───── QUOTED TEXT ─────

Sweet Jebus! Are you trying to kill me? That sounds sooooo goooood!

Girlbomb, I admit to being squicked my mincemeat pies. Dried fruit, spices, & *suet*. Ach! Also, when I lived abroad they had meat pies (Much like our venerable fruit pies.) available that didn't require *refrigeration*. Double ach! *BUT* I will always view a good chicken pot pie as comfort food. I have a recipe for an Italian meat pie with three cheeses, three meats, & eggs. It's not as quiche-y as an actual quiche, so it's a truly more of a meat pie. I add spinach, onions, & 'shrooms, though. Peppers, too sometimes. I can't not tweak a recipe.

Sorry veggie folks. As was pointed out earlier, I eat calves' testicles, so anything is fair game as far as I'm concerned.

An interesting side note, Operation Mincemeat during WWII was code for leaving a body with false papers to hoodwink the Axis.
mandi, oh mandi. stop being so hard on yourself. there is no shame here darlin'.

yeah, you are thinking of the breast obsessed boob, I dont wanna even type his name for fear of conjuring him up. I remember him oh too well *shudders*

aural, mah' dear, I have a feeling you and I would *bond* over pie ;)

FEH. Mincemeant pie. Ptoot, I spit on mincemeat pie.
ya'lls are making me so hungry...particularly the curry chicken piroshki comment....yummm. But I want potato and pea samosas instead.

And I do have some fresh local strawberries in the fridge just begging to be made into something delicious...pie may be it!
what? you lot don't like mince pies? even at christmas? not even with the brandy butter. I make a mean brandy butter... it gets everyone drunk.

I also make a mean shepherd's pie. I looove meat pie. It's true, I ate all the pies.

Does anyone else watch Weebl & Bob?
I'm sorry, i'm continuing the pie-based derailment. I just like pie. and samosas
oh damn you mornington and turbo, for speaking of the tempting samosas. Me thinks I will be making some delicious Trader Joe's samosas I happen to have in the freezer with the channa masala I was already planning to make for dinner. They are good, but not as good as freshly made in an Indian restaurant.

turbo, I had the curry chicken patties at this Jamaican place when visiting Orlando. They were indeed teh yumminess. If you ever come accross a Jamaican restaurant, try one!
oh yuefie, I am very very lucky in that the 'hood I live in has a strong afro-carribbean presence, so there are 2 great jamaican places within walking distance....mmmm. And I'm 2 miles from the indo-pakistani neighborhood, so samosas are not far away at all....

I ditched the pie and turned the strawberries into sorbet....yumm.
mando, you talking 'bout the self-proclaimed more-feminist-than-thou man who people actually thought was someone impersonating a real person online? and it turned out they weren't and the dude got mad someone emailed his boss about his posts, in case it wasn't really him? i don't remember his name, either.

okay, no more from me in this thread. or anything about bridge dwellers, i think. i'm going to start being very, very selective about the threads i even look at.
Pie, Tyger! Talk about pie! I can ignore tr*lls, but not pie!

─────

GOAL 1 — Transcribe the part of the forum thread about pie between "Sorry veggie folks." and "hoodwink the Axis.", inclusive.
GOAL 2 —
Answer these from the forum thread about pie:
(a) According to the thread, what was Operation Mincemeat during WWII code for?
(b) In which city did a poster have curry chicken patties at a Jamaican place?
(c) What did the poster with fresh local strawberries make from them instead of pie?

───── EXTRACTED INFORMATION ─────

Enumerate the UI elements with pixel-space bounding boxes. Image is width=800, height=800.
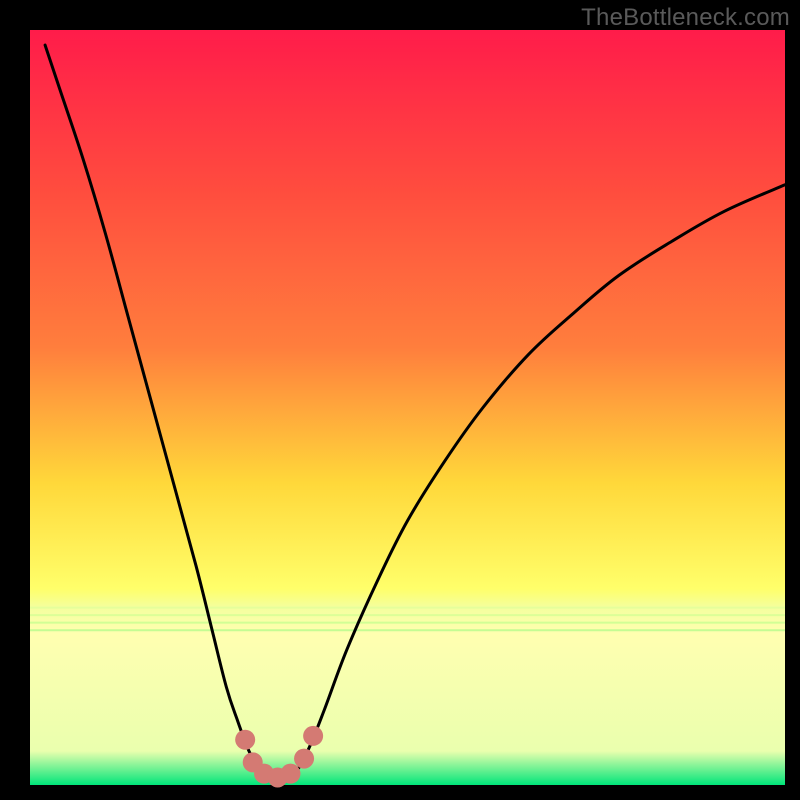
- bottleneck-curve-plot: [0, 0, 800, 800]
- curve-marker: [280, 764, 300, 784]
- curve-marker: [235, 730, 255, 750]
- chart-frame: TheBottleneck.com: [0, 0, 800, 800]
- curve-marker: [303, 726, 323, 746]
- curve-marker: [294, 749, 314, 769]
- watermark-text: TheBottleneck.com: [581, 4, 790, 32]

─────

REPLY 1 —
Sorry veggie folks. As was pointed out earlier, I eat calves' testicles, so anything is fair game as far as I'm concerned.

An interesting side note, Operation Mincemeat during WWII was code for leaving a body with false papers to hoodwink the Axis.

REPLY 2 —
(a) Leaving a body with false papers to hoodwink the Axis.
(b) Orlando.
(c) Sorbet.